Figure record extracts
****************

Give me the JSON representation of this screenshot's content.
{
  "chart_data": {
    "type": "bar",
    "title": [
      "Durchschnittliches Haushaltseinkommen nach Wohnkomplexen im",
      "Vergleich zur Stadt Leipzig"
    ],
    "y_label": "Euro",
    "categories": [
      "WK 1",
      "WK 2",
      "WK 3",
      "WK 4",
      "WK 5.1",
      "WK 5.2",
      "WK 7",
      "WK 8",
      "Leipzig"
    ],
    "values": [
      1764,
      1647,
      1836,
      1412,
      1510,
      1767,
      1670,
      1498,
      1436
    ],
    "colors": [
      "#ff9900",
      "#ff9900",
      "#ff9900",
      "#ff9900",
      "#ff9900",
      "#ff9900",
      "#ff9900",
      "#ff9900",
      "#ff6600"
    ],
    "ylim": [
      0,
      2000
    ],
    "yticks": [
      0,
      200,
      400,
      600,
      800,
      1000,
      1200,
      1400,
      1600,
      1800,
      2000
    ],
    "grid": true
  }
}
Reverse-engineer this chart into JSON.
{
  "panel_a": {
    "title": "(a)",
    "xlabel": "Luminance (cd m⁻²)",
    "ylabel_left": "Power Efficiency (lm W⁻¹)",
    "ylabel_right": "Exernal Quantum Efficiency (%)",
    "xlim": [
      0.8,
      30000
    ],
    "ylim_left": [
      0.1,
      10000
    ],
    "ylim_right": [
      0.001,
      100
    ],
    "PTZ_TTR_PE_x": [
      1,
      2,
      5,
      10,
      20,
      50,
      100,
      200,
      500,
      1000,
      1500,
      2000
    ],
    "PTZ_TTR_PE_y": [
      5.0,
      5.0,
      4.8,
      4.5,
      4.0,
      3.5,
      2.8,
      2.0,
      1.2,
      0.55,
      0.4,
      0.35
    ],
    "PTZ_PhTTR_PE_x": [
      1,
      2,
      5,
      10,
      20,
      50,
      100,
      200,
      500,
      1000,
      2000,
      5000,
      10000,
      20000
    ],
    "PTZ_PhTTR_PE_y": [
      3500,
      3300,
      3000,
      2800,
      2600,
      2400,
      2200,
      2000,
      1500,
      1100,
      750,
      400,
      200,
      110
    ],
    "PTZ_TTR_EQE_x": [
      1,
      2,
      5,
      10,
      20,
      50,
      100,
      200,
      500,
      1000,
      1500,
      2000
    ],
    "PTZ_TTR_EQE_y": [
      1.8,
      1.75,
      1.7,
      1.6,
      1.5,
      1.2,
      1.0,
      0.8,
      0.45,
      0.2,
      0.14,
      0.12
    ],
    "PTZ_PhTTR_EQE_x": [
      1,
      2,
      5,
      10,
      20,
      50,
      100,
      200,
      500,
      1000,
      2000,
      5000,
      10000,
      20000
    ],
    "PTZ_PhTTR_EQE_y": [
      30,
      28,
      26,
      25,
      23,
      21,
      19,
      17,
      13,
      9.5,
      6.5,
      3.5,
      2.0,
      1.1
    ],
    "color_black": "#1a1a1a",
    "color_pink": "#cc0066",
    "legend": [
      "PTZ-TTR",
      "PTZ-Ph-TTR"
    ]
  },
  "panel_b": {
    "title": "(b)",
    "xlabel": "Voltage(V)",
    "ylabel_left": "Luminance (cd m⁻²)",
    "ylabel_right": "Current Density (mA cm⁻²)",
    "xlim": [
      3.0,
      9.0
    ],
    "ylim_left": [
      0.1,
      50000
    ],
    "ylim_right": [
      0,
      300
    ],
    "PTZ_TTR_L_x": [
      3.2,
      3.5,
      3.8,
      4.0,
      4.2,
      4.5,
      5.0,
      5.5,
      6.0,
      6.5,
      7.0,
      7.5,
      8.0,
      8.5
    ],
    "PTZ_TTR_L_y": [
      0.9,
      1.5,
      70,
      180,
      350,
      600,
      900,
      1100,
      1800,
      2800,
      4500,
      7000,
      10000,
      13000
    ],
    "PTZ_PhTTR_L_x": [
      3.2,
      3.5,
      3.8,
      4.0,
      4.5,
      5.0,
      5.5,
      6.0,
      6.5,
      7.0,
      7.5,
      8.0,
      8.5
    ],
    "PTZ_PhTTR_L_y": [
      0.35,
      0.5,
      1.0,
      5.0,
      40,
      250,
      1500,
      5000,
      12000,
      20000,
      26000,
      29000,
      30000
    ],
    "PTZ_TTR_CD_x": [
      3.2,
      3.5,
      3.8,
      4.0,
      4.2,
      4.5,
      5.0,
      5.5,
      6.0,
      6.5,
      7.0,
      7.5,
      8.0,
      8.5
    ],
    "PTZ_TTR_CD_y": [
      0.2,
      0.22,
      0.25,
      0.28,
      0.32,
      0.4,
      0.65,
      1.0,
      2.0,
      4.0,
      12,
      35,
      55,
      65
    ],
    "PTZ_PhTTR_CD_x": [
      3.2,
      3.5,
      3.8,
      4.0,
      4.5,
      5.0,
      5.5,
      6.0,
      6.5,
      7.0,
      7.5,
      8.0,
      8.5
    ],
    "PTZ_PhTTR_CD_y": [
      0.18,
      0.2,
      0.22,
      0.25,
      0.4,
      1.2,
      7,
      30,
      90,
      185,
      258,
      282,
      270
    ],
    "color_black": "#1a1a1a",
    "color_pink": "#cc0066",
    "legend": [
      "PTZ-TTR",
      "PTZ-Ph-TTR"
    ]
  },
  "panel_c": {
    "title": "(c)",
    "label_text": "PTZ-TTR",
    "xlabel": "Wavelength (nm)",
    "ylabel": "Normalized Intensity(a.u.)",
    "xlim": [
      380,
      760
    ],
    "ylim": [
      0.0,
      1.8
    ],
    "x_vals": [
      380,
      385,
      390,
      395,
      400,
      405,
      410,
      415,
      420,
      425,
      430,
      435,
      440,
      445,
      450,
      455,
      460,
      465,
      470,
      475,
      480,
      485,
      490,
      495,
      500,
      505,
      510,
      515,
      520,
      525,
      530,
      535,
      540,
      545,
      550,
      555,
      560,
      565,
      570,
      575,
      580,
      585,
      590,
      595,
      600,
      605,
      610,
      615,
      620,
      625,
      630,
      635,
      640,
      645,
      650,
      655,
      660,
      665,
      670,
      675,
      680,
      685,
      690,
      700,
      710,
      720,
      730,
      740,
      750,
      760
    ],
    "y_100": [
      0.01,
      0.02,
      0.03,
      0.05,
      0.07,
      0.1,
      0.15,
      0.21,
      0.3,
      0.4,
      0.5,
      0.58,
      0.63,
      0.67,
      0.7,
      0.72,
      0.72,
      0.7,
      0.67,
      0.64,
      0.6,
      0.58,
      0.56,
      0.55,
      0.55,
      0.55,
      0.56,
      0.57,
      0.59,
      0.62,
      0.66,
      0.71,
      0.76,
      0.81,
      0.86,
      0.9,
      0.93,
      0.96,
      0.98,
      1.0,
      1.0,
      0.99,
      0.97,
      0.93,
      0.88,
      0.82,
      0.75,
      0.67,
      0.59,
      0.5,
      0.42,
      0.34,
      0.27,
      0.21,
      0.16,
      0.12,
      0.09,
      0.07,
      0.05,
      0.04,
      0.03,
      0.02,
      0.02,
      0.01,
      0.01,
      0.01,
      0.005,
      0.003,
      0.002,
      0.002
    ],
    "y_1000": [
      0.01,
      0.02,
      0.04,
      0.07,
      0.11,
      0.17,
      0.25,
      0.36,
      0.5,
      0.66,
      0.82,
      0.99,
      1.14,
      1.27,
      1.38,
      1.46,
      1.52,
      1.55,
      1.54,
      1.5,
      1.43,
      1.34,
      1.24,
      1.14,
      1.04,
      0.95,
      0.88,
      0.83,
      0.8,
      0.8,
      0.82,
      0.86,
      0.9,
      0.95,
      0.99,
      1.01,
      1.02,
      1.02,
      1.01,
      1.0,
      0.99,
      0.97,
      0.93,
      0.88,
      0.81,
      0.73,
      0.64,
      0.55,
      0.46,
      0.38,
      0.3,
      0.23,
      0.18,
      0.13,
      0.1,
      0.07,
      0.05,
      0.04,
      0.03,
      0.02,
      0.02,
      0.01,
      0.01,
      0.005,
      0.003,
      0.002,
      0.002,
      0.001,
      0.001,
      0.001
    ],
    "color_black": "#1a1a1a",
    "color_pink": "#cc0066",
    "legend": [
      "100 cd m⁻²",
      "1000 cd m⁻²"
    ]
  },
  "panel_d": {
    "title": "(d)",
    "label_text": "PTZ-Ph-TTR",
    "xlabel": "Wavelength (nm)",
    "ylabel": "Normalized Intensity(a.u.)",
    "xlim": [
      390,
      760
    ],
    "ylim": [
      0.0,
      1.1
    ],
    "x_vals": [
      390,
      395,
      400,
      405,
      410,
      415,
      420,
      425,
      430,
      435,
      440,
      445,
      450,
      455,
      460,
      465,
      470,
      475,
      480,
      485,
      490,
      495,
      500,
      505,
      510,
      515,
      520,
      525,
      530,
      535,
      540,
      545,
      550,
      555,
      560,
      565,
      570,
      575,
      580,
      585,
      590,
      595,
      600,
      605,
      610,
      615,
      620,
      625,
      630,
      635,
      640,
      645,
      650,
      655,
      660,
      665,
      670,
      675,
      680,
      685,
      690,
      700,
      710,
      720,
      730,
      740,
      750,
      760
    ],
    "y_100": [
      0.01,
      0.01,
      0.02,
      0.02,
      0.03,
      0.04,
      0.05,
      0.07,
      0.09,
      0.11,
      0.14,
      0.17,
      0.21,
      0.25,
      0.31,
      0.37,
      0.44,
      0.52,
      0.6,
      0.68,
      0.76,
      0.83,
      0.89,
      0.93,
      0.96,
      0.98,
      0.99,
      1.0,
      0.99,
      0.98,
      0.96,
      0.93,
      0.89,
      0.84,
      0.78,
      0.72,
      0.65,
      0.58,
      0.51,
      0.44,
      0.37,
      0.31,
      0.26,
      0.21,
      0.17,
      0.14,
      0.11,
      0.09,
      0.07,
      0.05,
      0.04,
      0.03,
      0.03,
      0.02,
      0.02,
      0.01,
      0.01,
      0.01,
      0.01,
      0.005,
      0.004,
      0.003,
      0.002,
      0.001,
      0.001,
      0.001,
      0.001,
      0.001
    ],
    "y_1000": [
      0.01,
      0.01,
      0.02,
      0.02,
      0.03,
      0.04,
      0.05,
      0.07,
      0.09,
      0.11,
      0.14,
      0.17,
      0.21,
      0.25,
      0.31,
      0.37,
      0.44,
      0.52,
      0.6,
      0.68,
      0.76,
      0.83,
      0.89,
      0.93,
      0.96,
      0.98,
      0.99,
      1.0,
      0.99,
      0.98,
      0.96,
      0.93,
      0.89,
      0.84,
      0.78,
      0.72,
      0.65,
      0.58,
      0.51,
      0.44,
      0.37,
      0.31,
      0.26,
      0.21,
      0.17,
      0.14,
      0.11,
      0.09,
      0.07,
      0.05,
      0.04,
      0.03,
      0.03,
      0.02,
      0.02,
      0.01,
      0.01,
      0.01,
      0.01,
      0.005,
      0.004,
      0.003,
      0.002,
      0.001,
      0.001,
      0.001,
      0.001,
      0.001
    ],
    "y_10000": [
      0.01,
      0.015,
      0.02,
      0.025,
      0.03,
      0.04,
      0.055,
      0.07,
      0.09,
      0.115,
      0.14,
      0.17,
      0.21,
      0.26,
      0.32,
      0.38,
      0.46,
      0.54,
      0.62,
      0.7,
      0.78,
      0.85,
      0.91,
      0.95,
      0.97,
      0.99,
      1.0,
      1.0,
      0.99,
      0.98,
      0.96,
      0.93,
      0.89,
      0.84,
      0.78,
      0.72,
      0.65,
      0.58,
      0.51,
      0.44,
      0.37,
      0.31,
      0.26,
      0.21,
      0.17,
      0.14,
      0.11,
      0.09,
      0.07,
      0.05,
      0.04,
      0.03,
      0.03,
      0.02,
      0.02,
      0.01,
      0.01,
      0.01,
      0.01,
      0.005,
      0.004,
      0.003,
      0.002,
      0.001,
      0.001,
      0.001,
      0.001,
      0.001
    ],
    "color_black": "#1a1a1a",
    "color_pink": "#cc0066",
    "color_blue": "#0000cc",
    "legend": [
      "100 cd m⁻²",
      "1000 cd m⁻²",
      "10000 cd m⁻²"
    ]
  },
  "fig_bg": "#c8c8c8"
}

****************

» Do this: From the data above, copy each line where the string "Efficiency" appears.

» The result:
    "ylabel_left": "Power Efficiency (lm W⁻¹)",
    "ylabel_right": "Exernal Quantum Efficiency (%)",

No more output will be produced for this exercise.